◆ GOAL ◆
Put every line of the records below into a Markdown table with a Row column for the row number and a Line column for the line itself, skipping blank lines. Omit the pictures from the table.

◆ DATA SUPPLIED ◆
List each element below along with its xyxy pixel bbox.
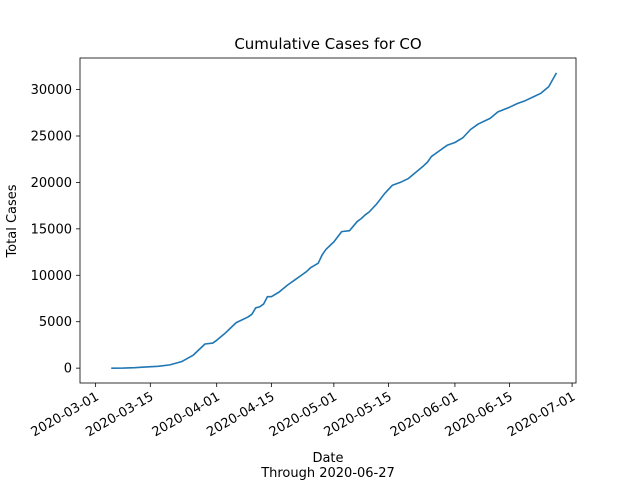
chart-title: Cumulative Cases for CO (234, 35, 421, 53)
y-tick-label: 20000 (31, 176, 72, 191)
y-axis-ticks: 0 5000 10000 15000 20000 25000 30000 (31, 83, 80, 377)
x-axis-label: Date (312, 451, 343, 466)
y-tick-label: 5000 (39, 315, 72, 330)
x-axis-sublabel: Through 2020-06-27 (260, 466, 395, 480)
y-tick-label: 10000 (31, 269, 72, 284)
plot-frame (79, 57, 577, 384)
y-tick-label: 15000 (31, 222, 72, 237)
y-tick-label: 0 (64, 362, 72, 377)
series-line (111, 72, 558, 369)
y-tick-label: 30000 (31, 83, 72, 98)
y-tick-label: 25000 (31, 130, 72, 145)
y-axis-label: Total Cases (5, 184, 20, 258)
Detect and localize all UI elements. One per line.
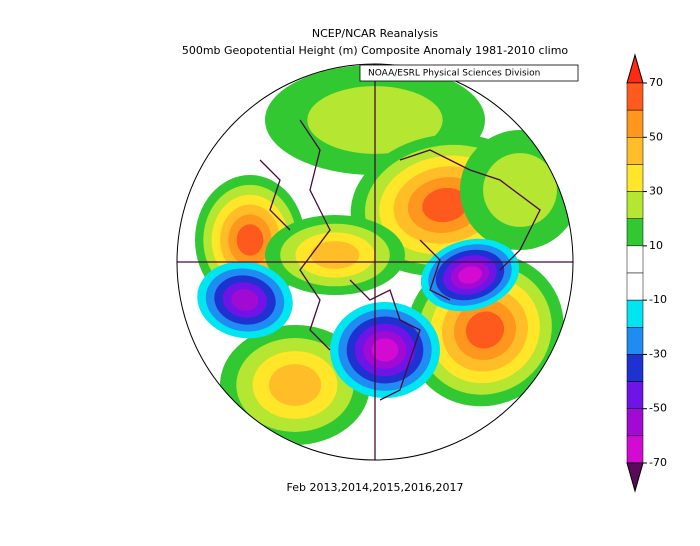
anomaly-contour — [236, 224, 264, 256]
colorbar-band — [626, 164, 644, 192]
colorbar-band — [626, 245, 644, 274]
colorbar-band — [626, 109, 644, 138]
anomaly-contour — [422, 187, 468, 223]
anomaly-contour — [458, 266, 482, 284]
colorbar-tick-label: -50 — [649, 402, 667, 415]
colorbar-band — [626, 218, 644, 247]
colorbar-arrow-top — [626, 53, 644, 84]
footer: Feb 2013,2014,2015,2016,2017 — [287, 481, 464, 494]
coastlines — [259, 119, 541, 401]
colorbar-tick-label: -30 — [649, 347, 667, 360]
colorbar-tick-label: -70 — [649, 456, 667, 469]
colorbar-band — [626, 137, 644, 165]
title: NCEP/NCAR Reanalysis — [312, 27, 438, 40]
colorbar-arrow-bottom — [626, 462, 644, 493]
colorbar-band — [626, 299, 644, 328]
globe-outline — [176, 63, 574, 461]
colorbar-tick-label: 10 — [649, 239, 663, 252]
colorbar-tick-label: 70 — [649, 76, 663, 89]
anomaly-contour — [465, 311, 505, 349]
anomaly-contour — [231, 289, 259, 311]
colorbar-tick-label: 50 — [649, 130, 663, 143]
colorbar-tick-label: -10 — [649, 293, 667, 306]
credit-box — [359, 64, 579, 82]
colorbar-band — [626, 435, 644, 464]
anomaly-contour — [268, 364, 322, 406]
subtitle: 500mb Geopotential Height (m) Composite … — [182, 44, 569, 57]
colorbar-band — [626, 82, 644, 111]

◆ RESPONSE TO THIS TASK ◆
| Row | Line |
|---|---|
| 1 | List each element below along with its xyxy pixel bbox. |
| 2 | chart-title: Cumulative Cases for CO (234, 35, 421, 53) |
| 3 | y-tick-label: 20000 (31, 176, 72, 191) |
| 4 | y-axis-ticks: 0 5000 10000 15000 20000 25000 30000 (31, 83, 80, 377) |
| 5 | x-axis-label: Date (312, 451, 343, 466) |
| 6 | y-tick-label: 5000 (39, 315, 72, 330) |
| 7 | x-axis-sublabel: Through 2020-06-27 (260, 466, 395, 480) |
| 8 | y-tick-label: 10000 (31, 269, 72, 284) |
| 9 | plot-frame (79, 57, 577, 384) |
| 10 | y-tick-label: 15000 (31, 222, 72, 237) |
| 11 | y-tick-label: 0 (64, 362, 72, 377) |
| 12 | series-line (111, 72, 558, 369) |
| 13 | y-tick-label: 30000 (31, 83, 72, 98) |
| 14 | y-tick-label: 25000 (31, 130, 72, 145) |
| 15 | y-axis-label: Total Cases (5, 184, 20, 258) |
| 16 | Detect and localize all UI elements. One per line. |
| 17 | anomaly-contour — [236, 224, 264, 256] |
| 18 | colorbar-band — [626, 164, 644, 192] |
| 19 | colorbar-band — [626, 245, 644, 274] |
| 20 | colorbar-band — [626, 109, 644, 138] |
| 21 | anomaly-contour — [422, 187, 468, 223] |
| 22 | anomaly-contour — [458, 266, 482, 284] |
| 23 | colorbar-tick-label: -50 — [649, 402, 667, 415] |
| 24 | colorbar-band — [626, 218, 644, 247] |
| 25 | colorbar-arrow-top — [626, 53, 644, 84] |
| 26 | footer: Feb 2013,2014,2015,2016,2017 — [287, 481, 464, 494] |
| 27 | coastlines — [259, 119, 541, 401] |
| 28 | colorbar-tick-label: -30 — [649, 347, 667, 360] |
| 29 | colorbar-tick-label: -70 — [649, 456, 667, 469] |
| 30 | colorbar-band — [626, 137, 644, 165] |
| 31 | title: NCEP/NCAR Reanalysis — [312, 27, 438, 40] |
| 32 | colorbar-arrow-bottom — [626, 462, 644, 493] |
| 33 | colorbar-band — [626, 299, 644, 328] |
| 34 | globe-outline — [176, 63, 574, 461] |
| 35 | colorbar-tick-label: 10 — [649, 239, 663, 252] |
| 36 | colorbar-tick-label: 70 — [649, 76, 663, 89] |
| 37 | anomaly-contour — [465, 311, 505, 349] |
| 38 | anomaly-contour — [231, 289, 259, 311] |
| 39 | colorbar-tick-label: 50 — [649, 130, 663, 143] |
| 40 | colorbar-tick-label: -10 — [649, 293, 667, 306] |
| 41 | credit-box — [359, 64, 579, 82] |
| 42 | colorbar-band — [626, 435, 644, 464] |
| 43 | anomaly-contour — [268, 364, 322, 406] |
| 44 | subtitle: 500mb Geopotential Height (m) Composite … — [182, 44, 569, 57] |
| 45 | colorbar-band — [626, 82, 644, 111] |